**WHAT NEEDS TO BE DONE:** Copy the lines of the records below word for word, starting at the very first line and ending at the line that contains "725, 137, 742]", with both of those lines included.

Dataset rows
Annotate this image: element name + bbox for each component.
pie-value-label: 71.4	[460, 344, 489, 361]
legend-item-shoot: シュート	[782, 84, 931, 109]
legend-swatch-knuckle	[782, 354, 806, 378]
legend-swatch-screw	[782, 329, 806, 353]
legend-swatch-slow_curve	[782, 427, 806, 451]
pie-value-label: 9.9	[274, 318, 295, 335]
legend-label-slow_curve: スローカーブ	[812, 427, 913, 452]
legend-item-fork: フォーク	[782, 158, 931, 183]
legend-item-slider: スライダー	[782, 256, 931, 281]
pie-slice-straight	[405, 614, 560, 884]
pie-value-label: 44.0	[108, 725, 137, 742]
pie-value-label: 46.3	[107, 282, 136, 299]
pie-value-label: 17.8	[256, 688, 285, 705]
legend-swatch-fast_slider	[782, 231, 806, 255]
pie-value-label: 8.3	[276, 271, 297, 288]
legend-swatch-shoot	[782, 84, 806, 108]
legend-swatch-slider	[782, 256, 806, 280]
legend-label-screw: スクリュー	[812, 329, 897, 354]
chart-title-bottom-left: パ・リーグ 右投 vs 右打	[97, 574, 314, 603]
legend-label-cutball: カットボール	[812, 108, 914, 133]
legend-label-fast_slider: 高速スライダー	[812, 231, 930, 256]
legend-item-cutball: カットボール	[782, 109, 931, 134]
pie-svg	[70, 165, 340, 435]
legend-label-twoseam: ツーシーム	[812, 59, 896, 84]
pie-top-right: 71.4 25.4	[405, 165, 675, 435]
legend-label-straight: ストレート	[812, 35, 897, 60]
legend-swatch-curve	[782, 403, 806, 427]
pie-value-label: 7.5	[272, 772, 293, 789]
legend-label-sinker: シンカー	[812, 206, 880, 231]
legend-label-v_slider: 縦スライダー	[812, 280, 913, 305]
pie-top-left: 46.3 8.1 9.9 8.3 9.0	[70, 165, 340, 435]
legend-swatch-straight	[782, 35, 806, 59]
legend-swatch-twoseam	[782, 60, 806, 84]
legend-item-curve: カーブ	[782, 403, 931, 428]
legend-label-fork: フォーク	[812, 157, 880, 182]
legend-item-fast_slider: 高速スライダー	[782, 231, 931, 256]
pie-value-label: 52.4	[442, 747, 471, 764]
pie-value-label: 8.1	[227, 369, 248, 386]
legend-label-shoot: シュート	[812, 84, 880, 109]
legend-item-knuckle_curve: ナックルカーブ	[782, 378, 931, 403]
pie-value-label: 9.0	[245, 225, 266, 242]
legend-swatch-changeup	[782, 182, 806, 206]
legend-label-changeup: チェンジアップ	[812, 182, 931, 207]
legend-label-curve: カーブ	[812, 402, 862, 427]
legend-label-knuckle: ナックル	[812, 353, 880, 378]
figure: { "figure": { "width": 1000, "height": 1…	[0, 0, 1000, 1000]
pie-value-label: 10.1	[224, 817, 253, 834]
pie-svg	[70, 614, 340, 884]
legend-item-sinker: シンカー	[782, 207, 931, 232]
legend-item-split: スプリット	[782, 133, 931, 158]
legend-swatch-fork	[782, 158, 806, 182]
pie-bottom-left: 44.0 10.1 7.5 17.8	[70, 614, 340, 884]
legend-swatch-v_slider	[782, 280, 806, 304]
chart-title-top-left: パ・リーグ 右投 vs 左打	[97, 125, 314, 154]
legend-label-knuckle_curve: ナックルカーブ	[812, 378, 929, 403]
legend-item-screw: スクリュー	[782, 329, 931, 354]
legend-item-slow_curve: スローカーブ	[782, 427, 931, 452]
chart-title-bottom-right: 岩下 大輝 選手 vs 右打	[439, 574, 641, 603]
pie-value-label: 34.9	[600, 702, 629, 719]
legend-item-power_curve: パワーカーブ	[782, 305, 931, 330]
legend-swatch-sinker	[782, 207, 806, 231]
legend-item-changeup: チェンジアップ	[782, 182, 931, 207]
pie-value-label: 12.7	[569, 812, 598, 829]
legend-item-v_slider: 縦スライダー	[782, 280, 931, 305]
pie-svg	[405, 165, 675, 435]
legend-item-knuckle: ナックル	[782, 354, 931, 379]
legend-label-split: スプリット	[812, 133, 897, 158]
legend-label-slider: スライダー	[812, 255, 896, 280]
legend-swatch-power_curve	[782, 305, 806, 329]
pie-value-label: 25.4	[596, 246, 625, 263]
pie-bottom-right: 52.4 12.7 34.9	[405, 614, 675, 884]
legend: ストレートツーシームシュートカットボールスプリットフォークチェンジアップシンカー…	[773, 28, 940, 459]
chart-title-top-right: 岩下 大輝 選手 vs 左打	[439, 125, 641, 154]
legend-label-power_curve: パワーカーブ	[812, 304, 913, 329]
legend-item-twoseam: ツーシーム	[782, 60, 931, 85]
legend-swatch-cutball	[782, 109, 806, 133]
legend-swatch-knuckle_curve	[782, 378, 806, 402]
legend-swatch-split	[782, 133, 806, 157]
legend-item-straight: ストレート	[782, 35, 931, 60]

**OUTPUT FOR THIS TASK:**
Annotate this image: element name + bbox for each component.
pie-value-label: 71.4	[460, 344, 489, 361]
legend-item-shoot: シュート	[782, 84, 931, 109]
legend-swatch-knuckle	[782, 354, 806, 378]
legend-swatch-screw	[782, 329, 806, 353]
legend-swatch-slow_curve	[782, 427, 806, 451]
pie-value-label: 9.9	[274, 318, 295, 335]
legend-label-slow_curve: スローカーブ	[812, 427, 913, 452]
legend-item-fork: フォーク	[782, 158, 931, 183]
legend-item-slider: スライダー	[782, 256, 931, 281]
pie-slice-straight	[405, 614, 560, 884]
pie-value-label: 44.0	[108, 725, 137, 742]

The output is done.